* START *
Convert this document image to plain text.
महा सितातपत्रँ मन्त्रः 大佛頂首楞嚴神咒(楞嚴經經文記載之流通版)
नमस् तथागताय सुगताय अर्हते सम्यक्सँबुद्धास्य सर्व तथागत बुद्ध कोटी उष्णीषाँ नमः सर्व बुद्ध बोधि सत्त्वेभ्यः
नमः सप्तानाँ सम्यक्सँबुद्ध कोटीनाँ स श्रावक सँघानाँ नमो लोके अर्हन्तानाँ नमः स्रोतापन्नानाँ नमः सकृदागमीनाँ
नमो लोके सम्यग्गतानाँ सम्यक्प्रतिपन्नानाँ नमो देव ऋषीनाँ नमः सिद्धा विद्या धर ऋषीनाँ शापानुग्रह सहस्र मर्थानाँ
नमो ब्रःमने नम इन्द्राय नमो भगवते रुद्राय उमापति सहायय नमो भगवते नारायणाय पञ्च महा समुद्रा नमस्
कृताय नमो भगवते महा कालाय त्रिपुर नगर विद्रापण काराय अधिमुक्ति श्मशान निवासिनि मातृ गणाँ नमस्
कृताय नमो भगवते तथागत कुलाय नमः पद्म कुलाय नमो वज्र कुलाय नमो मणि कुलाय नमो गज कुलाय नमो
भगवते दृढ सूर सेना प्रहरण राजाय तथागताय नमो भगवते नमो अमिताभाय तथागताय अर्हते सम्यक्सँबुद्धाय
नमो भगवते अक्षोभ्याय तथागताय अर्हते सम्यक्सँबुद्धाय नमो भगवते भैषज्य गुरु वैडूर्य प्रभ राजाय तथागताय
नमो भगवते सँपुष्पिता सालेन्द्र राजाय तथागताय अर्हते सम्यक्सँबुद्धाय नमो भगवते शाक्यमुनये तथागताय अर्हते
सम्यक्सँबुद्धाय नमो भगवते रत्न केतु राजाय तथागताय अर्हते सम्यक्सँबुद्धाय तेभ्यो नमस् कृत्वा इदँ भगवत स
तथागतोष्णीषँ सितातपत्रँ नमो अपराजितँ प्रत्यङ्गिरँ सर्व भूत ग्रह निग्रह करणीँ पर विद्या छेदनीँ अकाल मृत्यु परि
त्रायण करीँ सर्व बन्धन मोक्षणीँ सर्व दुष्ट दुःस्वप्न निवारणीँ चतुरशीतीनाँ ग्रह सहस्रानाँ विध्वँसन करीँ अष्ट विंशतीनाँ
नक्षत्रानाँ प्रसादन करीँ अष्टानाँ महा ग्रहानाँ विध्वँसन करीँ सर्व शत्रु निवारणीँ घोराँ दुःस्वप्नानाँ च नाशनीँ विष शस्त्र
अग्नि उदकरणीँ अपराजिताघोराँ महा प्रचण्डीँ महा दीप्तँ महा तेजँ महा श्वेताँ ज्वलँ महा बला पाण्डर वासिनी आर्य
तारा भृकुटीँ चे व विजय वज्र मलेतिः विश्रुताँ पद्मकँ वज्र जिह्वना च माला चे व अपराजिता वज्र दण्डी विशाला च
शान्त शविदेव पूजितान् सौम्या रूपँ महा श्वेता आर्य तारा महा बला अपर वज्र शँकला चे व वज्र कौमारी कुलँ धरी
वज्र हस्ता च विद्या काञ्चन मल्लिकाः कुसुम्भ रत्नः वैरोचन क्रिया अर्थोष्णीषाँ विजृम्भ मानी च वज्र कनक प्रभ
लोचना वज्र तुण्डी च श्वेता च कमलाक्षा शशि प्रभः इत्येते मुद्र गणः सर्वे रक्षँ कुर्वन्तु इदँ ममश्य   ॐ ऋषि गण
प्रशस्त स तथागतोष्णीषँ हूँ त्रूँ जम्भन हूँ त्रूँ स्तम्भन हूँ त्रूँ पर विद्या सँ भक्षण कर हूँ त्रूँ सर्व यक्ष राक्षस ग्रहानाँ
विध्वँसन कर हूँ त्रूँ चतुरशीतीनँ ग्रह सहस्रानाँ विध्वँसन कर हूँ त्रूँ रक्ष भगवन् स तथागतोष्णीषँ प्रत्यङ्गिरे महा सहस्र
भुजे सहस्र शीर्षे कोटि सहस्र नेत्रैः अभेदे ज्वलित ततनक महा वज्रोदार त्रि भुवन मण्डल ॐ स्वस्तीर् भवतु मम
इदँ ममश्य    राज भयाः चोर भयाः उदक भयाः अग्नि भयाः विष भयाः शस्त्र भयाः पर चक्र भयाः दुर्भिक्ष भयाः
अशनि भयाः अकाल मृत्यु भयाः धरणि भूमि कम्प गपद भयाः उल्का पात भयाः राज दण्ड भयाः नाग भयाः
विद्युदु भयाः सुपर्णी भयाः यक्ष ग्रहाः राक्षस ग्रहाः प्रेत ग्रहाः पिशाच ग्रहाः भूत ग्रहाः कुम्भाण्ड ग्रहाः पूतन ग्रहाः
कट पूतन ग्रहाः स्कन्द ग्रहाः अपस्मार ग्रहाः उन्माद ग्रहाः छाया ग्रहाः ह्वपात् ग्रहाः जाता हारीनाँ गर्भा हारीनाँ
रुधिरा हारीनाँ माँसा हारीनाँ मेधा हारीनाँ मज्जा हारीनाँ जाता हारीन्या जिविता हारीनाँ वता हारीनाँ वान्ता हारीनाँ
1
* END *
• **TASK TO CARRY OUT**: Print the entries exactly. Include every one.

• **FINISHED TASK**:
Convert this document image to plain text.
महा सितातपत्रँ मन्त्रः 大佛頂首楞嚴神咒(楞嚴經經文記載之流通版)
नमस् तथागताय सुगताय अर्हते सम्यक्सँबुद्धास्य सर्व तथागत बुद्ध कोटी उष्णीषाँ नमः सर्व बुद्ध बोधि सत्त्वेभ्यः
नमः सप्तानाँ सम्यक्सँबुद्ध कोटीनाँ स श्रावक सँघानाँ नमो लोके अर्हन्तानाँ नमः स्रोतापन्नानाँ नमः सकृदागमीनाँ
नमो लोके सम्यग्गतानाँ सम्यक्प्रतिपन्नानाँ नमो देव ऋषीनाँ नमः सिद्धा विद्या धर ऋषीनाँ शापानुग्रह सहस्र मर्थानाँ
नमो ब्रःमने नम इन्द्राय नमो भगवते रुद्राय उमापति सहायय नमो भगवते नारायणाय पञ्च महा समुद्रा नमस्
कृताय नमो भगवते महा कालाय त्रिपुर नगर विद्रापण काराय अधिमुक्ति श्मशान निवासिनि मातृ गणाँ नमस्
कृताय नमो भगवते तथागत कुलाय नमः पद्म कुलाय नमो वज्र कुलाय नमो मणि कुलाय नमो गज कुलाय नमो
भगवते दृढ सूर सेना प्रहरण राजाय तथागताय नमो भगवते नमो अमिताभाय तथागताय अर्हते सम्यक्सँबुद्धाय
नमो भगवते अक्षोभ्याय तथागताय अर्हते सम्यक्सँबुद्धाय नमो भगवते भैषज्य गुरु वैडूर्य प्रभ राजाय तथागताय
नमो भगवते सँपुष्पिता सालेन्द्र राजाय तथागताय अर्हते सम्यक्सँबुद्धाय नमो भगवते शाक्यमुनये तथागताय अर्हते
सम्यक्सँबुद्धाय नमो भगवते रत्न केतु राजाय तथागताय अर्हते सम्यक्सँबुद्धाय तेभ्यो नमस् कृत्वा इदँ भगवत स
तथागतोष्णीषँ सितातपत्रँ नमो अपराजितँ प्रत्यङ्गिरँ सर्व भूत ग्रह निग्रह करणीँ पर विद्या छेदनीँ अकाल मृत्यु परि
त्रायण करीँ सर्व बन्धन मोक्षणीँ सर्व दुष्ट दुःस्वप्न निवारणीँ चतुरशीतीनाँ ग्रह सहस्रानाँ विध्वँसन करीँ अष्ट विंशतीनाँ
नक्षत्रानाँ प्रसादन करीँ अष्टानाँ महा ग्रहानाँ विध्वँसन करीँ सर्व शत्रु निवारणीँ घोराँ दुःस्वप्नानाँ च नाशनीँ विष शस्त्र
अग्नि उदकरणीँ अपराजिताघोराँ महा प्रचण्डीँ महा दीप्तँ महा तेजँ महा श्वेताँ ज्वलँ महा बला पाण्डर वासिनी आर्य
तारा भृकुटीँ चे व विजय वज्र मलेतिः विश्रुताँ पद्मकँ वज्र जिह्वना च माला चे व अपराजिता वज्र दण्डी विशाला च
शान्त शविदेव पूजितान् सौम्या रूपँ महा श्वेता आर्य तारा महा बला अपर वज्र शँकला चे व वज्र कौमारी कुलँ धरी
वज्र हस्ता च विद्या काञ्चन मल्लिकाः कुसुम्भ रत्नः वैरोचन क्रिया अर्थोष्णीषाँ विजृम्भ मानी च वज्र कनक प्रभ
लोचना वज्र तुण्डी च श्वेता च कमलाक्षा शशि प्रभः इत्येते मुद्र गणः सर्वे रक्षँ कुर्वन्तु इदँ ममश्य   ॐ ऋषि गण
प्रशस्त स तथागतोष्णीषँ हूँ त्रूँ जम्भन हूँ त्रूँ स्तम्भन हूँ त्रूँ पर विद्या सँ भक्षण कर हूँ त्रूँ सर्व यक्ष राक्षस ग्रहानाँ
विध्वँसन कर हूँ त्रूँ चतुरशीतीनँ ग्रह सहस्रानाँ विध्वँसन कर हूँ त्रूँ रक्ष भगवन् स तथागतोष्णीषँ प्रत्यङ्गिरे महा सहस्र
भुजे सहस्र शीर्षे कोटि सहस्र नेत्रैः अभेदे ज्वलित ततनक महा वज्रोदार त्रि भुवन मण्डल ॐ स्वस्तीर् भवतु मम
इदँ ममश्य    राज भयाः चोर भयाः उदक भयाः अग्नि भयाः विष भयाः शस्त्र भयाः पर चक्र भयाः दुर्भिक्ष भयाः
अशनि भयाः अकाल मृत्यु भयाः धरणि भूमि कम्प गपद भयाः उल्का पात भयाः राज दण्ड भयाः नाग भयाः
विद्युदु भयाः सुपर्णी भयाः यक्ष ग्रहाः राक्षस ग्रहाः प्रेत ग्रहाः पिशाच ग्रहाः भूत ग्रहाः कुम्भाण्ड ग्रहाः पूतन ग्रहाः
कट पूतन ग्रहाः स्कन्द ग्रहाः अपस्मार ग्रहाः उन्माद ग्रहाः छाया ग्रहाः ह्वपात् ग्रहाः जाता हारीनाँ गर्भा हारीनाँ
रुधिरा हारीनाँ माँसा हारीनाँ मेधा हारीनाँ मज्जा हारीनाँ जाता हारीन्या जिविता हारीनाँ वता हारीनाँ वान्ता हारीनाँ
1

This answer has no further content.